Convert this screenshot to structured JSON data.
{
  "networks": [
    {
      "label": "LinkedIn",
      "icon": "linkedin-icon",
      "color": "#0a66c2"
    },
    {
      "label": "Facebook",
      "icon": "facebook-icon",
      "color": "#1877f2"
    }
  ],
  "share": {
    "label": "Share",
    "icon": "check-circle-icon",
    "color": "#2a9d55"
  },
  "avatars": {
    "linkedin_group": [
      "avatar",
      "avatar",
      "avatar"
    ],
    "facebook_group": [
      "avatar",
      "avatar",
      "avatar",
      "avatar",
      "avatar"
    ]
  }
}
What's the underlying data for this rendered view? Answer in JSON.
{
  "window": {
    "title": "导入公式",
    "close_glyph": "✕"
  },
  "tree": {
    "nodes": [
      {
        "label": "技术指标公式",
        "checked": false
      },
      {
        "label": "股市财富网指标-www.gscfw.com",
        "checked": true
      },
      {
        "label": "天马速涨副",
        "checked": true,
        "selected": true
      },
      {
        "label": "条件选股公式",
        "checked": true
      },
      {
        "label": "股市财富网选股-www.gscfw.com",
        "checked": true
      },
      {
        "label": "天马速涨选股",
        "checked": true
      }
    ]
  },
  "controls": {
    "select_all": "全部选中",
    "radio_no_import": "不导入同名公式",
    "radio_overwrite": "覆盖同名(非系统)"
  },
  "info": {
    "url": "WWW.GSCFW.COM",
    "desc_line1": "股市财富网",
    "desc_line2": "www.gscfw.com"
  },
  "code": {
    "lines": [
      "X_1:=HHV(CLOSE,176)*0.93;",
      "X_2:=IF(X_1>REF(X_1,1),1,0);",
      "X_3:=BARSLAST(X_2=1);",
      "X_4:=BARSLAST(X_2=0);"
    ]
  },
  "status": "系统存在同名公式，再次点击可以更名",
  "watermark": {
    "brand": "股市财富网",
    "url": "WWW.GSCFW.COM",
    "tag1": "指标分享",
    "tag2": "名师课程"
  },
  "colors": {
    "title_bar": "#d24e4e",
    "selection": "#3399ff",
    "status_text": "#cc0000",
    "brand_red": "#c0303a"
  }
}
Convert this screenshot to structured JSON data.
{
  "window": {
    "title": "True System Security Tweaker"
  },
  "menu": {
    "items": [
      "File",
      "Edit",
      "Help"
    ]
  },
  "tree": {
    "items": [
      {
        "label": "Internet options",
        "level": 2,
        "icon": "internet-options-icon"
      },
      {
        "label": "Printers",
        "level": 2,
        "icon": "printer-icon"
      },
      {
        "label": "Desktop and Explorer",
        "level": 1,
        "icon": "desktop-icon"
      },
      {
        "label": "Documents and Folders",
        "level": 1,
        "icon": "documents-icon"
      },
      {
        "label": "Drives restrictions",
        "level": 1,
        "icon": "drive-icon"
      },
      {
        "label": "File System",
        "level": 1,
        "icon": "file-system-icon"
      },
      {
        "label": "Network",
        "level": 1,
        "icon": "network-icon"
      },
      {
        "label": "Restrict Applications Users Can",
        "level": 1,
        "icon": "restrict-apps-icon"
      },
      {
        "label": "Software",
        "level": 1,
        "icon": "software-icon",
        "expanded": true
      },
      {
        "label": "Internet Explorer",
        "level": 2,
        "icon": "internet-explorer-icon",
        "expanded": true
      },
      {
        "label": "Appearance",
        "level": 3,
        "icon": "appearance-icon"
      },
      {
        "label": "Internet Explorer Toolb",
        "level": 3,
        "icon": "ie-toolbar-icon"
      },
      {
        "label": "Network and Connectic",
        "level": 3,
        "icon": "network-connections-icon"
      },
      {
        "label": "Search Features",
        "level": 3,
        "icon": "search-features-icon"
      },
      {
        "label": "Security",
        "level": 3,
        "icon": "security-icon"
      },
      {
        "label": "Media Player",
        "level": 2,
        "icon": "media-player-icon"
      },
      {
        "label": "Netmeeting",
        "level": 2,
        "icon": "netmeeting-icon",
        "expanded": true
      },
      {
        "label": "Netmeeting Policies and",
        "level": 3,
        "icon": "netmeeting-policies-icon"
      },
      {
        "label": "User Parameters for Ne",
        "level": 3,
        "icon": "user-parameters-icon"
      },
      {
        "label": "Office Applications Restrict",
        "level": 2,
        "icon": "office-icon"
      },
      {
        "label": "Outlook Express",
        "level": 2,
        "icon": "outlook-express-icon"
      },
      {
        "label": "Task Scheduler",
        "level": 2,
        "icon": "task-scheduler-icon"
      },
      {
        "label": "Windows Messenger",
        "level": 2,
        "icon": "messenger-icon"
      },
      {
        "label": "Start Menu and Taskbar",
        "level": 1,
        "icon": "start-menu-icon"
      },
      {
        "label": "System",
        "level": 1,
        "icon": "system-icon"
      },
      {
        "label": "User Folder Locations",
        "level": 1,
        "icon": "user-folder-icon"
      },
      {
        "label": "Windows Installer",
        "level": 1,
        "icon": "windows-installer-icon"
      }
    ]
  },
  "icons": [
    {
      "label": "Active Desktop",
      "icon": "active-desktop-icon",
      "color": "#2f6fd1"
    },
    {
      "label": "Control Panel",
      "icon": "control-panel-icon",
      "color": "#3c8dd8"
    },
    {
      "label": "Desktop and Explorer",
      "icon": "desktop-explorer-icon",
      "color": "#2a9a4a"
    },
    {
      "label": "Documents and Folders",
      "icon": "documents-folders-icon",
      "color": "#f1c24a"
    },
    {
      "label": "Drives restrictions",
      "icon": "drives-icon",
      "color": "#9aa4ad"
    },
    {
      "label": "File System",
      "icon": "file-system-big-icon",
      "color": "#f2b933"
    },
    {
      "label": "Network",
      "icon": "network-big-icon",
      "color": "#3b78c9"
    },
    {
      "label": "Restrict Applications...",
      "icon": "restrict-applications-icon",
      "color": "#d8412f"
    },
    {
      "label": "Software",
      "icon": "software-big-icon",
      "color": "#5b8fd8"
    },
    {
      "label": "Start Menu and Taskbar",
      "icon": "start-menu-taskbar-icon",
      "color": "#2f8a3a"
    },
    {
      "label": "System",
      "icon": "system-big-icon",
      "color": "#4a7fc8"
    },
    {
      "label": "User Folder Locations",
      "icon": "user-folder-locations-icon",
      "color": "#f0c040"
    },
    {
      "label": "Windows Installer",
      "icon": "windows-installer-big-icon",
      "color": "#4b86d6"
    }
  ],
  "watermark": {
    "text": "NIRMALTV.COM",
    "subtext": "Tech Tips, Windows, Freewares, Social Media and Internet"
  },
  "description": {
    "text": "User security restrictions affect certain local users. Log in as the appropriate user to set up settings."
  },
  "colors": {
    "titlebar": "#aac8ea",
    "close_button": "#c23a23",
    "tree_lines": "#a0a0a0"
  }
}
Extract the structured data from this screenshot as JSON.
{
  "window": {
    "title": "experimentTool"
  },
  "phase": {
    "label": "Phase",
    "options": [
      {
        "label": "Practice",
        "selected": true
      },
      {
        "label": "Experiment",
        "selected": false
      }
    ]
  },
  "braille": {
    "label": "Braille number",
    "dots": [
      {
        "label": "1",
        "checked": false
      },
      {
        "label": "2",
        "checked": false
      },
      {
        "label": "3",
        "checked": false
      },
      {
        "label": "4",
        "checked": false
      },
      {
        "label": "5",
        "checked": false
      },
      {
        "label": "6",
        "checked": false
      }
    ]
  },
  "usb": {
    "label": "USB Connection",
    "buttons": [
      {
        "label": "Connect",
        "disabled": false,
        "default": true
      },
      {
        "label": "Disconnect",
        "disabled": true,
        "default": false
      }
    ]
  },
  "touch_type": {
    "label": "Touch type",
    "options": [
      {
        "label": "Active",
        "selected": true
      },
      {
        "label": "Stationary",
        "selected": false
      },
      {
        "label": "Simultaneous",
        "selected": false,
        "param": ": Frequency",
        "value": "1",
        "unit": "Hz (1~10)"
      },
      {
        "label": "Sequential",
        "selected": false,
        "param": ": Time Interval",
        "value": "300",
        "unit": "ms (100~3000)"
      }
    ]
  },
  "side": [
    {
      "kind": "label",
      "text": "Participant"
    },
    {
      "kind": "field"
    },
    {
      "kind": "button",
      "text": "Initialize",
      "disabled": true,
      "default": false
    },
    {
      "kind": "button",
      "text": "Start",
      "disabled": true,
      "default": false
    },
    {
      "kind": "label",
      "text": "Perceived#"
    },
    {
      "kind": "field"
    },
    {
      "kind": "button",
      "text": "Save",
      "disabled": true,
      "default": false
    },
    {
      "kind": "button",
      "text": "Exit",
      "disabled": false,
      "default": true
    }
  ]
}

______

__WHAT TO WORK ON__. Which lines in the listing above hold the word "JSON"? Show each of them.

__RESPONSE TO THE TASK__.
Convert this screenshot to structured JSON data.
What's the underlying data for this rendered view? Answer in JSON.
Convert this screenshot to structured JSON data.
Extract the structured data from this screenshot as JSON.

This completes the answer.